▶ **WHAT YOU NEED TO DO**
Update the data below by replacing each occurrence of "label-tagline" with "label-slogan" and leaving every other character unchanged. Omit the pictures from your answer.

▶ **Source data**
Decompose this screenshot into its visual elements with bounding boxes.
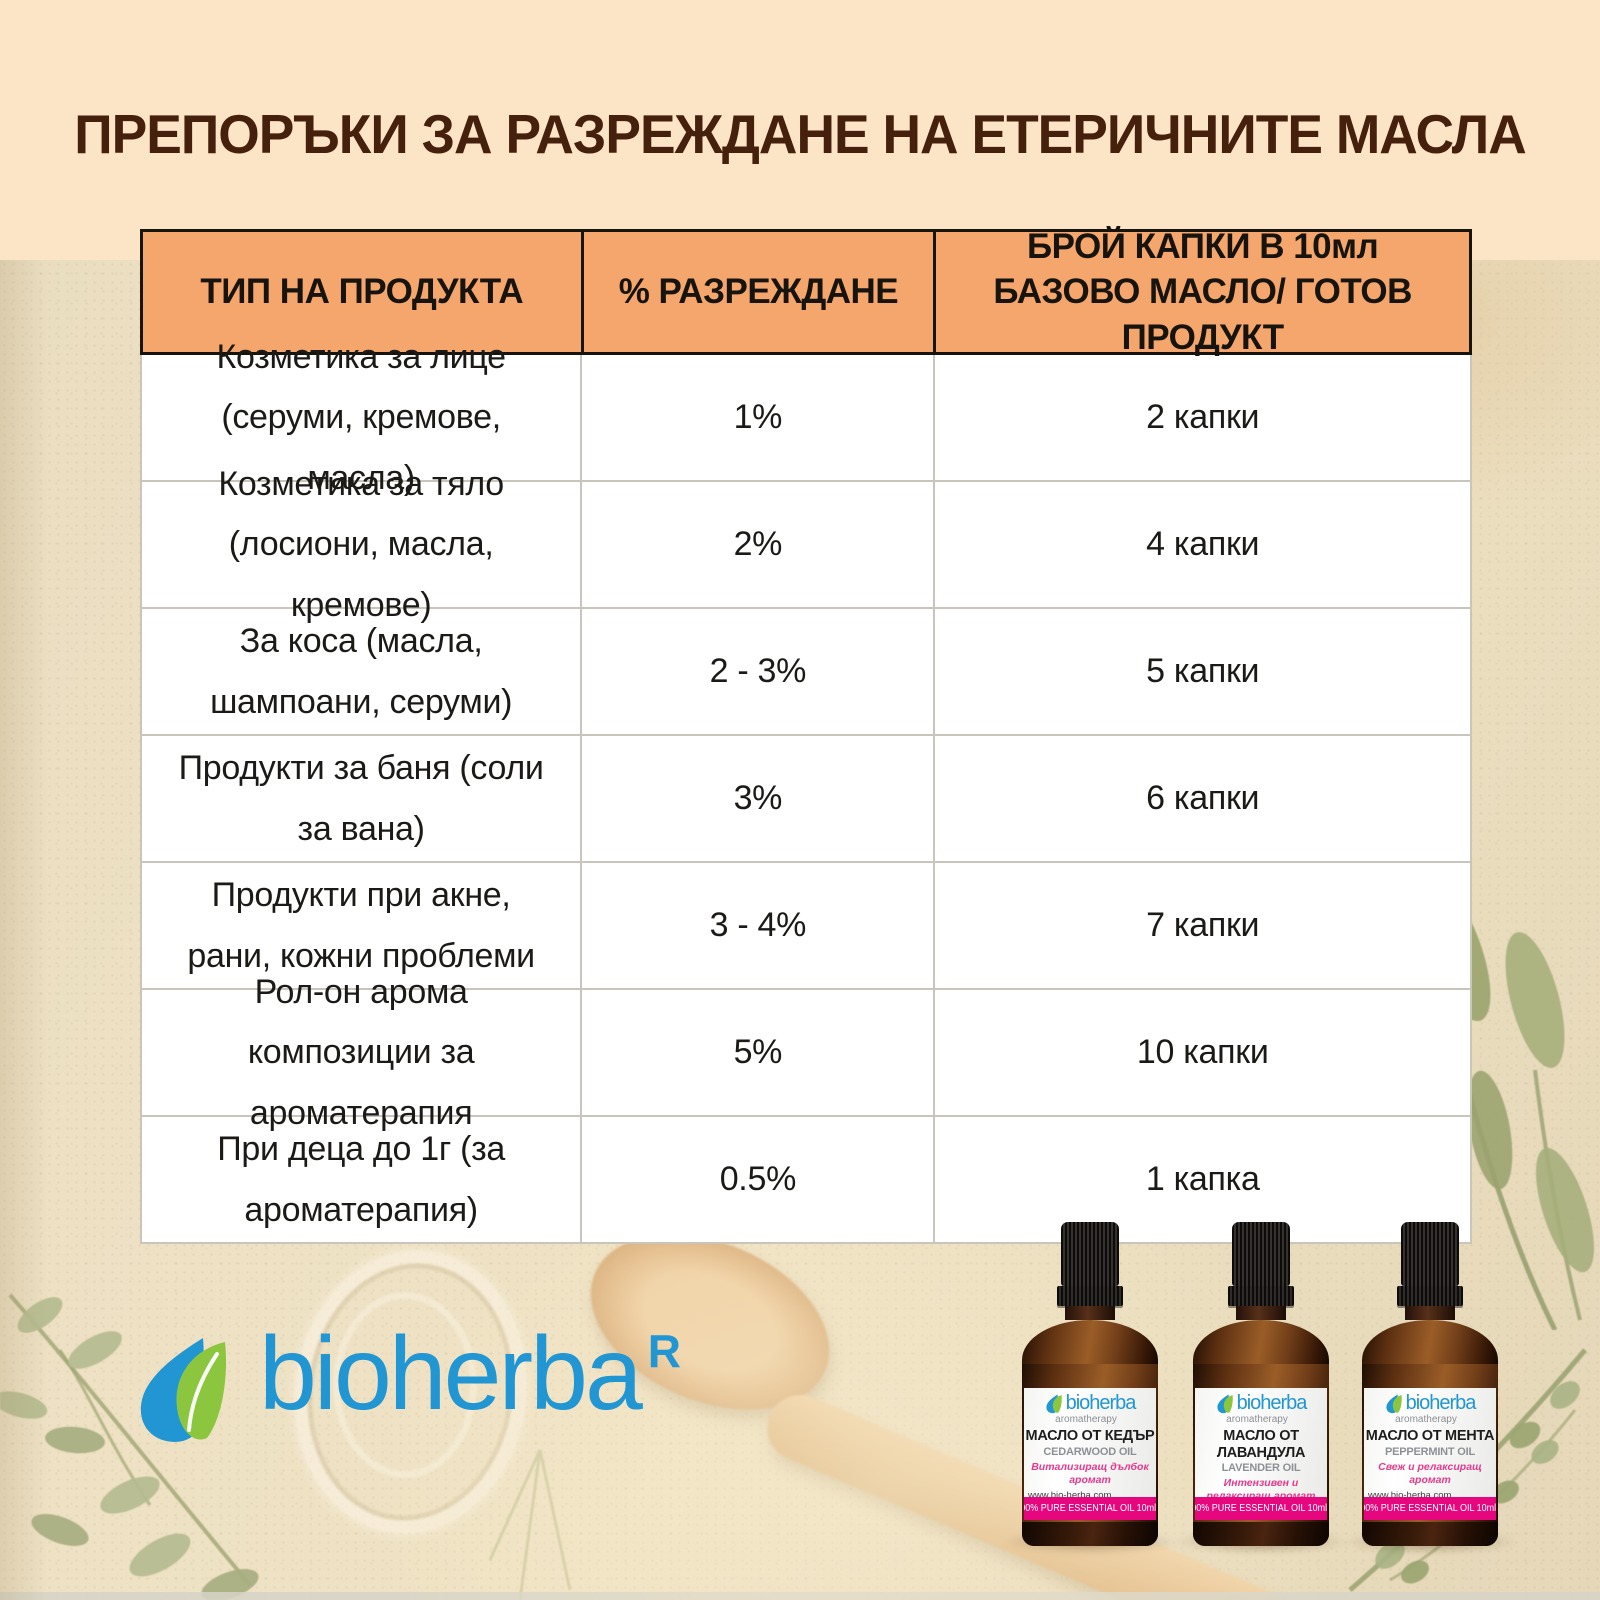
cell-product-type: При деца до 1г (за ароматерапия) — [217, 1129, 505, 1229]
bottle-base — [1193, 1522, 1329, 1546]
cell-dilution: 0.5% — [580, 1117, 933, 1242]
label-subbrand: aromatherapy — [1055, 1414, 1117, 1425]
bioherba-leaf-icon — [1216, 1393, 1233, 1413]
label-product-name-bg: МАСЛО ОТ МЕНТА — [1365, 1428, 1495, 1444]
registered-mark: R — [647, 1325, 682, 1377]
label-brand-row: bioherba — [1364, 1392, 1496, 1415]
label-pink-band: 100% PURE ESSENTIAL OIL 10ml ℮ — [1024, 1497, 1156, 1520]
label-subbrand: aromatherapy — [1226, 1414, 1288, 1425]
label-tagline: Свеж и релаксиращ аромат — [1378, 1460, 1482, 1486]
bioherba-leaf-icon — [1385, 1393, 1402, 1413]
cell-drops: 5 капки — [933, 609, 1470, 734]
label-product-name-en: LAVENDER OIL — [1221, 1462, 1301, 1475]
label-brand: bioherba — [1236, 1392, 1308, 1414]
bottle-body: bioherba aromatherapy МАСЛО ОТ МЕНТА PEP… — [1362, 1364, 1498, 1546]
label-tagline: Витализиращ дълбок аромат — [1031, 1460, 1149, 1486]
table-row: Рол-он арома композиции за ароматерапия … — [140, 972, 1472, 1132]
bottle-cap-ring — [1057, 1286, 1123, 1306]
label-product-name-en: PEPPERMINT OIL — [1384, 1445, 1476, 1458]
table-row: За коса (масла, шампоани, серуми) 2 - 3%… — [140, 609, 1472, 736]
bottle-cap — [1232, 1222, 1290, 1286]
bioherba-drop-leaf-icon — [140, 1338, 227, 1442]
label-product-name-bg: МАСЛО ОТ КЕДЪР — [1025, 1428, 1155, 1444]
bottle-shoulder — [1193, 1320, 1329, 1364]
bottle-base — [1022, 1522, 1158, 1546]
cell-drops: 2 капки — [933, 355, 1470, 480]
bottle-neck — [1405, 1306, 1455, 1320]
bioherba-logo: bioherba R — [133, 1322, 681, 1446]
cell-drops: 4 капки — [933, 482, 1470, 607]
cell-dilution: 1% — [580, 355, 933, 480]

▶ **TASK RESULT**
Decompose this screenshot into its visual elements with bounding boxes.
cell-product-type: При деца до 1г (за ароматерапия) — [217, 1129, 505, 1229]
bottle-base — [1193, 1522, 1329, 1546]
cell-dilution: 0.5% — [580, 1117, 933, 1242]
label-subbrand: aromatherapy — [1055, 1414, 1117, 1425]
bioherba-leaf-icon — [1216, 1393, 1233, 1413]
label-product-name-bg: МАСЛО ОТ МЕНТА — [1365, 1428, 1495, 1444]
registered-mark: R — [647, 1325, 682, 1377]
label-brand-row: bioherba — [1364, 1392, 1496, 1415]
label-pink-band: 100% PURE ESSENTIAL OIL 10ml ℮ — [1024, 1497, 1156, 1520]
label-subbrand: aromatherapy — [1226, 1414, 1288, 1425]
label-slogan: Свеж и релаксиращ аромат — [1378, 1460, 1482, 1486]
bioherba-leaf-icon — [1385, 1393, 1402, 1413]
cell-drops: 5 капки — [933, 609, 1470, 734]
label-product-name-en: LAVENDER OIL — [1221, 1462, 1301, 1475]
label-brand: bioherba — [1236, 1392, 1308, 1414]
bottle-body: bioherba aromatherapy МАСЛО ОТ МЕНТА PEP… — [1362, 1364, 1498, 1546]
label-slogan: Витализиращ дълбок аромат — [1031, 1460, 1149, 1486]
table-row: Рол-он арома композиции за ароматерапия … — [140, 972, 1472, 1132]
bottle-cap-ring — [1057, 1286, 1123, 1306]
label-product-name-en: PEPPERMINT OIL — [1384, 1445, 1476, 1458]
table-row: За коса (масла, шампоани, серуми) 2 - 3%… — [140, 609, 1472, 736]
bottle-cap — [1232, 1222, 1290, 1286]
bioherba-drop-leaf-icon — [140, 1338, 227, 1442]
label-product-name-bg: МАСЛО ОТ КЕДЪР — [1025, 1428, 1155, 1444]
bottle-shoulder — [1193, 1320, 1329, 1364]
bottle-base — [1022, 1522, 1158, 1546]
cell-drops: 2 капки — [933, 355, 1470, 480]
bottle-neck — [1405, 1306, 1455, 1320]
bioherba-logo: bioherba R — [133, 1322, 681, 1446]
cell-drops: 4 капки — [933, 482, 1470, 607]
cell-dilution: 1% — [580, 355, 933, 480]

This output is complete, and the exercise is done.